Work to be completed —
Extract every line of the items below word for word, leaving out the pictures.

'''

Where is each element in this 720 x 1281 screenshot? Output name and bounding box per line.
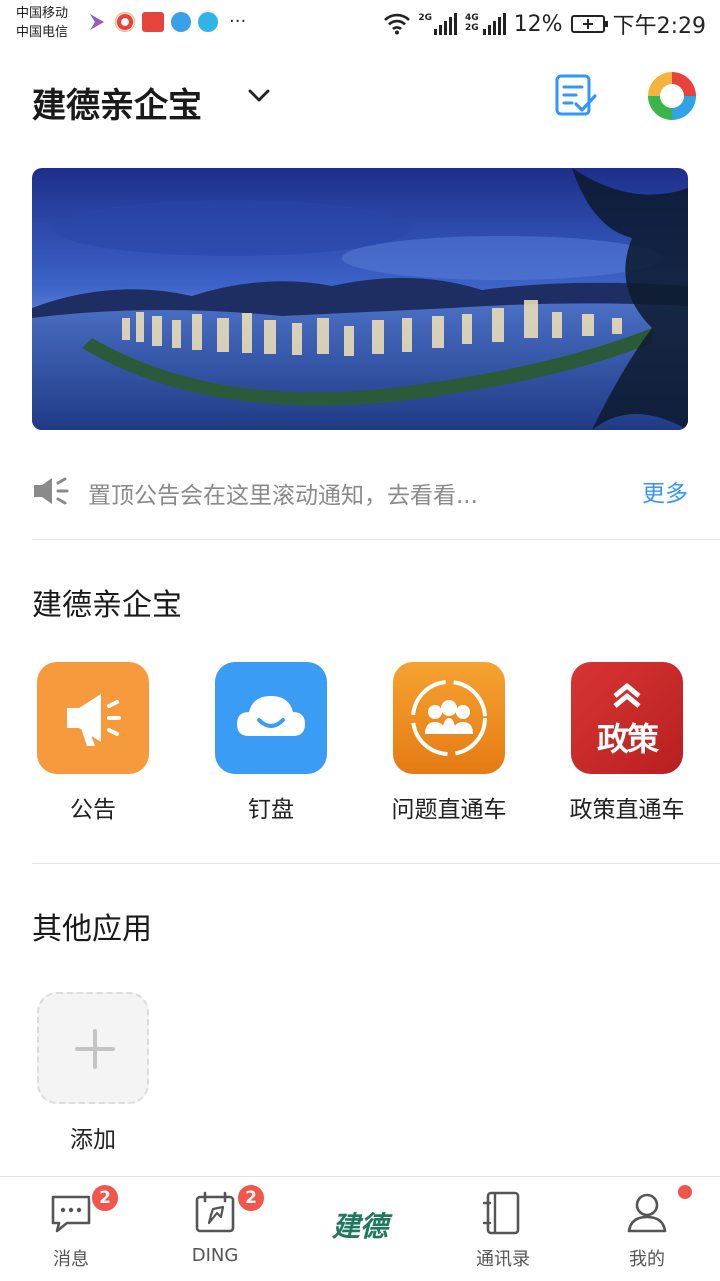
cloud-smile-icon: [215, 662, 327, 774]
policy-tile-text: 政策: [596, 720, 659, 758]
app-label: 钉盘: [248, 797, 294, 823]
app-header: 建德亲企宝: [0, 60, 720, 136]
user-profile-icon: [627, 1193, 667, 1233]
announcement-ticker[interactable]: 置顶公告会在这里滚动通知，去看看... 更多: [32, 466, 688, 516]
megaphone-icon: [34, 477, 69, 505]
network-type-2-top: 4G: [465, 13, 479, 23]
section-title-other: 其他应用: [32, 912, 152, 947]
app-eight-icon: [171, 12, 191, 32]
app-news-icon: [142, 12, 164, 32]
chevron-down-icon[interactable]: [246, 82, 272, 108]
app-label: 公告: [70, 797, 116, 823]
people-cycle-icon: [393, 662, 505, 774]
org-title[interactable]: 建德亲企宝: [32, 78, 202, 127]
app-play-icon: [198, 12, 218, 32]
app-label: 政策直通车: [569, 797, 685, 823]
app-label: 问题直通车: [391, 797, 507, 823]
app-swirl-icon: [115, 12, 135, 32]
tab-messages[interactable]: 消息 2: [16, 1183, 126, 1271]
contacts-book-icon: [482, 1191, 520, 1235]
ding-calendar-icon: [195, 1191, 235, 1233]
more-notifications-icon: ···: [229, 11, 247, 32]
network-type-1: 2G: [418, 13, 433, 23]
app-arrow-icon: [90, 14, 104, 30]
add-app-button[interactable]: 添加: [18, 992, 168, 1154]
app-dingpan[interactable]: 钉盘: [196, 662, 346, 824]
city-night-scene-image: [32, 168, 688, 430]
clock: 下午2:29: [612, 14, 706, 39]
colorful-ring-logo-icon[interactable]: [646, 70, 698, 122]
tab-me[interactable]: 我的: [592, 1185, 702, 1271]
tab-ding[interactable]: DING 2: [160, 1183, 270, 1266]
tab-label: 消息: [53, 1249, 89, 1270]
tab-label: 通讯录: [476, 1249, 530, 1270]
unread-badge: 2: [236, 1183, 266, 1213]
megaphone-tile-icon: [37, 662, 149, 774]
signal-strength-1-icon: [434, 13, 458, 35]
notification-icons: ···: [88, 12, 246, 32]
app-policy-express[interactable]: 政策 政策直通车: [552, 662, 702, 824]
tab-label: DING: [191, 1245, 239, 1266]
policy-icon: 政策: [571, 662, 683, 774]
tab-contacts[interactable]: 通讯录: [448, 1189, 558, 1271]
city-banner-image[interactable]: [32, 168, 688, 430]
carrier-1: 中国移动: [16, 6, 69, 21]
more-link[interactable]: 更多: [642, 474, 688, 508]
carrier-info: 中国移动 中国电信: [16, 4, 68, 42]
divider: [32, 539, 720, 540]
jiande-logo-icon: 建德: [331, 1210, 388, 1243]
bottom-tab-bar: 消息 2 DING 2 建德 通讯录 我的: [0, 1176, 720, 1281]
message-bubble-icon: [51, 1195, 91, 1233]
plus-icon: [37, 992, 149, 1104]
tab-label: 我的: [629, 1249, 665, 1270]
tab-home-logo[interactable]: 建德: [305, 1189, 415, 1245]
add-app-label: 添加: [70, 1127, 116, 1153]
divider: [32, 863, 720, 864]
battery-charging-icon: [570, 15, 608, 33]
announcement-text[interactable]: 置顶公告会在这里滚动通知，去看看...: [88, 476, 478, 510]
app-problem-express[interactable]: 问题直通车: [374, 662, 524, 824]
note-check-icon[interactable]: [552, 72, 598, 118]
wifi-icon: [384, 13, 411, 35]
unread-badge: 2: [90, 1183, 120, 1213]
battery-percent: 12%: [513, 11, 563, 37]
notification-dot: [678, 1185, 692, 1199]
carrier-2: 中国电信: [16, 25, 69, 40]
network-type-2-bottom: 2G: [465, 23, 479, 33]
status-bar: 中国移动 中国电信 ··· 2G 4G 2G 12% 下午2:29: [0, 0, 720, 50]
app-announcement[interactable]: 公告: [18, 662, 168, 824]
status-indicators: 2G 4G 2G 12% 下午2:29: [384, 8, 706, 40]
signal-strength-2-icon: [482, 13, 506, 35]
section-title-main: 建德亲企宝: [32, 588, 182, 623]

'''

Solution to this problem —
Where is each element in this 720 x 1281 screenshot? Output name and bounding box per line.
cloud-smile-icon: [215, 662, 327, 774]
policy-tile-text: 政策: [596, 720, 659, 758]
app-label: 钉盘: [248, 797, 294, 823]
app-header: 建德亲企宝: [0, 60, 720, 136]
user-profile-icon: [627, 1193, 667, 1233]
announcement-ticker[interactable]: 置顶公告会在这里滚动通知，去看看... 更多: [32, 466, 688, 516]
megaphone-icon: [34, 477, 69, 505]
network-type-2-top: 4G: [465, 13, 479, 23]
section-title-other: 其他应用: [32, 912, 152, 947]
app-eight-icon: [171, 12, 191, 32]
app-news-icon: [142, 12, 164, 32]
chevron-down-icon[interactable]: [246, 82, 272, 108]
app-label: 公告: [70, 797, 116, 823]
people-cycle-icon: [393, 662, 505, 774]
org-title[interactable]: 建德亲企宝: [32, 78, 202, 127]
app-play-icon: [198, 12, 218, 32]
app-label: 政策直通车: [569, 797, 685, 823]
app-label: 问题直通车: [391, 797, 507, 823]
app-swirl-icon: [115, 12, 135, 32]
tab-messages[interactable]: 消息 2: [16, 1183, 126, 1271]
contacts-book-icon: [482, 1191, 520, 1235]
ding-calendar-icon: [195, 1191, 235, 1233]
more-notifications-icon: ···: [229, 11, 247, 32]
network-type-1: 2G: [418, 13, 433, 23]
app-arrow-icon: [90, 14, 104, 30]
add-app-button[interactable]: 添加: [18, 992, 168, 1154]
app-dingpan[interactable]: 钉盘: [196, 662, 346, 824]
city-night-scene-image: [32, 168, 688, 430]
clock: 下午2:29: [612, 14, 706, 39]
colorful-ring-logo-icon[interactable]: [646, 70, 698, 122]
tab-me[interactable]: 我的: [592, 1185, 702, 1271]
tab-ding[interactable]: DING 2: [160, 1183, 270, 1266]
tab-label: 消息: [53, 1249, 89, 1270]
tab-label: 通讯录: [476, 1249, 530, 1270]
unread-badge: 2: [236, 1183, 266, 1213]
megaphone-tile-icon: [37, 662, 149, 774]
signal-strength-1-icon: [434, 13, 458, 35]
notification-icons: ···: [88, 12, 246, 32]
app-policy-express[interactable]: 政策 政策直通车: [552, 662, 702, 824]
tab-label: DING: [191, 1245, 239, 1266]
policy-icon: 政策: [571, 662, 683, 774]
tab-contacts[interactable]: 通讯录: [448, 1189, 558, 1271]
city-banner-image[interactable]: [32, 168, 688, 430]
carrier-1: 中国移动: [16, 6, 69, 21]
more-link[interactable]: 更多: [642, 474, 688, 508]
carrier-info: 中国移动 中国电信: [16, 4, 68, 42]
divider: [32, 539, 720, 540]
jiande-logo-icon: 建德: [331, 1210, 388, 1243]
bottom-tab-bar: 消息 2 DING 2 建德 通讯录 我的: [0, 1176, 720, 1281]
message-bubble-icon: [51, 1195, 91, 1233]
plus-icon: [37, 992, 149, 1104]
tab-label: 我的: [629, 1249, 665, 1270]
tab-home-logo[interactable]: 建德: [305, 1189, 415, 1245]
add-app-label: 添加: [70, 1127, 116, 1153]
divider: [32, 863, 720, 864]
battery-charging-icon: [570, 15, 608, 33]
announcement-text[interactable]: 置顶公告会在这里滚动通知，去看看...: [88, 476, 478, 510]
app-problem-express[interactable]: 问题直通车: [374, 662, 524, 824]
note-check-icon[interactable]: [552, 72, 598, 118]
wifi-icon: [384, 13, 411, 35]
unread-badge: 2: [90, 1183, 120, 1213]
battery-percent: 12%: [513, 11, 563, 37]
notification-dot: [678, 1185, 692, 1199]
carrier-2: 中国电信: [16, 25, 69, 40]
network-type-2-bottom: 2G: [465, 23, 479, 33]
status-bar: 中国移动 中国电信 ··· 2G 4G 2G 12% 下午2:29: [0, 0, 720, 50]
app-announcement[interactable]: 公告: [18, 662, 168, 824]
status-indicators: 2G 4G 2G 12% 下午2:29: [384, 8, 706, 40]
signal-strength-2-icon: [482, 13, 506, 35]
section-title-main: 建德亲企宝: [32, 588, 182, 623]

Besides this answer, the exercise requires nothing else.